■ EXERCISE AIM ■
Copy out, character for character, the entries from the very first line through the line that contains "left-phone-screen: < Volver", with both of those lines included.

■ STORED RECORDS ■
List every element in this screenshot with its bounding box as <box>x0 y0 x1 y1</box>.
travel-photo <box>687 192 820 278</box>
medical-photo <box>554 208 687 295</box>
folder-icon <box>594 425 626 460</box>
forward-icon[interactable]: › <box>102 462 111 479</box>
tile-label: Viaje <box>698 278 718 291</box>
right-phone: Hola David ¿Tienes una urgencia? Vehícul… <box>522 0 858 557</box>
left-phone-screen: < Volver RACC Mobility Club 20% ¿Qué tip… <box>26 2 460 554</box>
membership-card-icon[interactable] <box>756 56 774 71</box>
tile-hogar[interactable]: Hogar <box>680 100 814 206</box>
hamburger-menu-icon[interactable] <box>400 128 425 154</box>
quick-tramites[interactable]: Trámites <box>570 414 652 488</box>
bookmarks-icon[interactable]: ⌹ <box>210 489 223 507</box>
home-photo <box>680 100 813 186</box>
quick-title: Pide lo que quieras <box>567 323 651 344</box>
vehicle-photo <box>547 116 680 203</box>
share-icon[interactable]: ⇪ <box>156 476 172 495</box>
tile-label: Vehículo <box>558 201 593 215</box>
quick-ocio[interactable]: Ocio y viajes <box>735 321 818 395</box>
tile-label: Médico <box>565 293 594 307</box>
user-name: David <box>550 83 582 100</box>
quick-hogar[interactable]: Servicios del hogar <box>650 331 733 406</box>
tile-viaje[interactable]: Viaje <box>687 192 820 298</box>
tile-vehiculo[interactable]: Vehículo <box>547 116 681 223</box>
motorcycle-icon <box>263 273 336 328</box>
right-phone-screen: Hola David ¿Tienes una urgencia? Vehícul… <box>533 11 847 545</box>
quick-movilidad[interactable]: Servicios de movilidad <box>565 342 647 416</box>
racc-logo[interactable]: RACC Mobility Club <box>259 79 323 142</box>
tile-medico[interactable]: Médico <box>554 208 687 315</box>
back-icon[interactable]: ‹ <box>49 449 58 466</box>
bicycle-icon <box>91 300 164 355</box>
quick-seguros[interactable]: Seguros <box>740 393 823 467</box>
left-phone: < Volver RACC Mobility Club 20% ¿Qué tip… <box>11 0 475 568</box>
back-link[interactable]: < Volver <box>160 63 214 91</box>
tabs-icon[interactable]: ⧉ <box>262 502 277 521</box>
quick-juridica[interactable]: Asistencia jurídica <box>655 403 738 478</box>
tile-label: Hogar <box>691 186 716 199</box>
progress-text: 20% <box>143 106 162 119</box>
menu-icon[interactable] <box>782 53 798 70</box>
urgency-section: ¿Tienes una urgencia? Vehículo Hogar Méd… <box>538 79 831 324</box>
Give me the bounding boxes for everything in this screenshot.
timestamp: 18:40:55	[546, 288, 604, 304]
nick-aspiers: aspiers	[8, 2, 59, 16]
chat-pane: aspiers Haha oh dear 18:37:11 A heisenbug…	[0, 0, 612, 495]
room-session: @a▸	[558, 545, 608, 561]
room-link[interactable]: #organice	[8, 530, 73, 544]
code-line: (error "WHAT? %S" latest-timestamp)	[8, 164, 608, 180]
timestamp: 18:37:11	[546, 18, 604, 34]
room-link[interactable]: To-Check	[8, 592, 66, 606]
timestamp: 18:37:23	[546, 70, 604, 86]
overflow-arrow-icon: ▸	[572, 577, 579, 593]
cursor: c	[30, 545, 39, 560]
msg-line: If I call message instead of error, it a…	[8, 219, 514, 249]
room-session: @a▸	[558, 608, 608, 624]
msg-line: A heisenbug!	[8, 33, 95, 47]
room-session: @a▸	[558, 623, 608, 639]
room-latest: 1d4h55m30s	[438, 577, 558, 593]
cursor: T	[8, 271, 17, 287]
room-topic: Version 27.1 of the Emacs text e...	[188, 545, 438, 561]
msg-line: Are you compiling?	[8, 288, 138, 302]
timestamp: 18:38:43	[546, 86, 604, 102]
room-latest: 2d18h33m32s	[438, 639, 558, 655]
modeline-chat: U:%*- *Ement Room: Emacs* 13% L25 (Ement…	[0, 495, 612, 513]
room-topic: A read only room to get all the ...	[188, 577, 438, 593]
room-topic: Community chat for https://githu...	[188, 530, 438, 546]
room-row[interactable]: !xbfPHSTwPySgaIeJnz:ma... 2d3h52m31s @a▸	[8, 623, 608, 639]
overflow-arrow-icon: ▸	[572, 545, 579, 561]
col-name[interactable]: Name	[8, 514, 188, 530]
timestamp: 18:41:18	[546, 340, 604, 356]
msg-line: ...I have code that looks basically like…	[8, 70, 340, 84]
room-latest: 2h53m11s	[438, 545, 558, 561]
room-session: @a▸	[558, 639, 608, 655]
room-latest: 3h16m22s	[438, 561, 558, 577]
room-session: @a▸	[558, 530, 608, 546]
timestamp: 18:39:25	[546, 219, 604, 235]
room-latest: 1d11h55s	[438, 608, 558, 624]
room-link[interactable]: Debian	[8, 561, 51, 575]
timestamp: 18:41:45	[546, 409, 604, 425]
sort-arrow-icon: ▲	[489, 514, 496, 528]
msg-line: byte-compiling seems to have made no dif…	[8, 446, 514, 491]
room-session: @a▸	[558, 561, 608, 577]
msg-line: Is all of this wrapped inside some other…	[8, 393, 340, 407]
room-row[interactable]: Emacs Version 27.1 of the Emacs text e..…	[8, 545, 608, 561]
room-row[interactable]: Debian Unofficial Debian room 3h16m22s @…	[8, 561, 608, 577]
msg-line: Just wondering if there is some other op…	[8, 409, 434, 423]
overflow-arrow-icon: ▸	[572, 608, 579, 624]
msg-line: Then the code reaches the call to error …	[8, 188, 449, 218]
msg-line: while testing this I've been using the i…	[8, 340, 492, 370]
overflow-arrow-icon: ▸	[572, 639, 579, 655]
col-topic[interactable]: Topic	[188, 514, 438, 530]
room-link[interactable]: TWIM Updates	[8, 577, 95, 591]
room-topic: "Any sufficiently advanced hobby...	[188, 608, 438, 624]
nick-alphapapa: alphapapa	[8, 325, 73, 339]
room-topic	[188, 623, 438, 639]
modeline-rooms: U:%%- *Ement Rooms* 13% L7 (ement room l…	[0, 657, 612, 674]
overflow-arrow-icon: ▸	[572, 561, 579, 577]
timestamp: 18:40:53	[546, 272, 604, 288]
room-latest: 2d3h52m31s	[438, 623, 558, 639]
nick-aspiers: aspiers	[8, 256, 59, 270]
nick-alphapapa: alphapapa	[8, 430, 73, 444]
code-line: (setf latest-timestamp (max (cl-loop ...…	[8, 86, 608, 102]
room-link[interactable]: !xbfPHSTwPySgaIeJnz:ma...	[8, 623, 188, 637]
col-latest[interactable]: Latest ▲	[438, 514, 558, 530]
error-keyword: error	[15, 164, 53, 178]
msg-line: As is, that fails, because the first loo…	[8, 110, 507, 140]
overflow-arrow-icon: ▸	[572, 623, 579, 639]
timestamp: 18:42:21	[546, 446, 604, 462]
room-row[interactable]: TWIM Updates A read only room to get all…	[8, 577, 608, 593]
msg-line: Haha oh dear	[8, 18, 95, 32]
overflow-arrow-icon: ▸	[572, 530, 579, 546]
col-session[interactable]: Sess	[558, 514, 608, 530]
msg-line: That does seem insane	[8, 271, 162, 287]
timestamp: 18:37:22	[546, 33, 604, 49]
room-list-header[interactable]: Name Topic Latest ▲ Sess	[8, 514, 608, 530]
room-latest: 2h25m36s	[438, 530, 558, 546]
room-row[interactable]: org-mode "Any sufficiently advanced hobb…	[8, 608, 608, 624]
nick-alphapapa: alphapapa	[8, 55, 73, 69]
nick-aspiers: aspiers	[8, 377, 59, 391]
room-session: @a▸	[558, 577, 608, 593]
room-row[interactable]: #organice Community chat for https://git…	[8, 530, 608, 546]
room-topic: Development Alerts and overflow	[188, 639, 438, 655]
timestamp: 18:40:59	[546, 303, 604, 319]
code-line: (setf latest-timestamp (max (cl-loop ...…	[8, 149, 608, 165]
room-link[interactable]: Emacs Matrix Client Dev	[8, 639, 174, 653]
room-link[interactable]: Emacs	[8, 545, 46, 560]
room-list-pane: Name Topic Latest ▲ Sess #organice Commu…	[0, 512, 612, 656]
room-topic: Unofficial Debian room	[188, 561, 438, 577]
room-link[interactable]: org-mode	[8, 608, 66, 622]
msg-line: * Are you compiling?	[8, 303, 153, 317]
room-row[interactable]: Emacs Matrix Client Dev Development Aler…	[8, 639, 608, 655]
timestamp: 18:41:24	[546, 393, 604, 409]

■ REPLY TO THE EXERCISE ■
List every element in this screenshot with its bounding box as <box>x0 y0 x1 y1</box>.
travel-photo <box>687 192 820 278</box>
medical-photo <box>554 208 687 295</box>
folder-icon <box>594 425 626 460</box>
forward-icon[interactable]: › <box>102 462 111 479</box>
tile-label: Viaje <box>698 278 718 291</box>
right-phone: Hola David ¿Tienes una urgencia? Vehícul… <box>522 0 858 557</box>
left-phone-screen: < Volver RACC Mobility Club 20% ¿Qué tip… <box>26 2 460 554</box>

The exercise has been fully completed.